- GIVEN TASK:
Return the full listing exactly as it is written.

## START STORED DATA

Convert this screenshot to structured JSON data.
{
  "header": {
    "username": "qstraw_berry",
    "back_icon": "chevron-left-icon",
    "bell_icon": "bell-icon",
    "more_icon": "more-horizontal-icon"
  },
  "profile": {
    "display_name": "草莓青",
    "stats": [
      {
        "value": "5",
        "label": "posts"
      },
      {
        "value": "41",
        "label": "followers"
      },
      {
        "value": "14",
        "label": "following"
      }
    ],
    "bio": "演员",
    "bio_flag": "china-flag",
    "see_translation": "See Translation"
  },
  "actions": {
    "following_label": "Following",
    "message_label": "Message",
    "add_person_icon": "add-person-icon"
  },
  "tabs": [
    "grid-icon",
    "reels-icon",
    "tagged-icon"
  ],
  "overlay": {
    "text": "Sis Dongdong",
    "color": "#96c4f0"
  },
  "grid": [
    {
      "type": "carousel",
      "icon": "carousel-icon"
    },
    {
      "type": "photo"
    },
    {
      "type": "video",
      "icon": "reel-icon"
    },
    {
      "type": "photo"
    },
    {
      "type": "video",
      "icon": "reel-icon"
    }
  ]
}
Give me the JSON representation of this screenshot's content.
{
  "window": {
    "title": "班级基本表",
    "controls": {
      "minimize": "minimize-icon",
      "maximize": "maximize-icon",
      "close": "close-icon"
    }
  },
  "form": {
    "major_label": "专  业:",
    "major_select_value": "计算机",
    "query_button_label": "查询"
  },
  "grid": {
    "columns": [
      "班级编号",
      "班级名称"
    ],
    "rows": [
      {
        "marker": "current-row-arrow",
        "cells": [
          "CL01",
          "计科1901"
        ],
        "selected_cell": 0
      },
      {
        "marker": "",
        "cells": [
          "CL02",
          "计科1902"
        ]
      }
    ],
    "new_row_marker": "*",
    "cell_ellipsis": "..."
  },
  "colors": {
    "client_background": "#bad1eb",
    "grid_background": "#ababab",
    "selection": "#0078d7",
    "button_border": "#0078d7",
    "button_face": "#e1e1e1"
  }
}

## END STORED DATA

- TASK SOLUTION:
Convert this screenshot to structured JSON data.
{
  "header": {
    "username": "qstraw_berry",
    "back_icon": "chevron-left-icon",
    "bell_icon": "bell-icon",
    "more_icon": "more-horizontal-icon"
  },
  "profile": {
    "display_name": "草莓青",
    "stats": [
      {
        "value": "5",
        "label": "posts"
      },
      {
        "value": "41",
        "label": "followers"
      },
      {
        "value": "14",
        "label": "following"
      }
    ],
    "bio": "演员",
    "bio_flag": "china-flag",
    "see_translation": "See Translation"
  },
  "actions": {
    "following_label": "Following",
    "message_label": "Message",
    "add_person_icon": "add-person-icon"
  },
  "tabs": [
    "grid-icon",
    "reels-icon",
    "tagged-icon"
  ],
  "overlay": {
    "text": "Sis Dongdong",
    "color": "#96c4f0"
  },
  "grid": [
    {
      "type": "carousel",
      "icon": "carousel-icon"
    },
    {
      "type": "photo"
    },
    {
      "type": "video",
      "icon": "reel-icon"
    },
    {
      "type": "photo"
    },
    {
      "type": "video",
      "icon": "reel-icon"
    }
  ]
}
Give me the JSON representation of this screenshot's content.
{
  "window": {
    "title": "班级基本表",
    "controls": {
      "minimize": "minimize-icon",
      "maximize": "maximize-icon",
      "close": "close-icon"
    }
  },
  "form": {
    "major_label": "专  业:",
    "major_select_value": "计算机",
    "query_button_label": "查询"
  },
  "grid": {
    "columns": [
      "班级编号",
      "班级名称"
    ],
    "rows": [
      {
        "marker": "current-row-arrow",
        "cells": [
          "CL01",
          "计科1901"
        ],
        "selected_cell": 0
      },
      {
        "marker": "",
        "cells": [
          "CL02",
          "计科1902"
        ]
      }
    ],
    "new_row_marker": "*",
    "cell_ellipsis": "..."
  },
  "colors": {
    "client_background": "#bad1eb",
    "grid_background": "#ababab",
    "selection": "#0078d7",
    "button_border": "#0078d7",
    "button_face": "#e1e1e1"
  }
}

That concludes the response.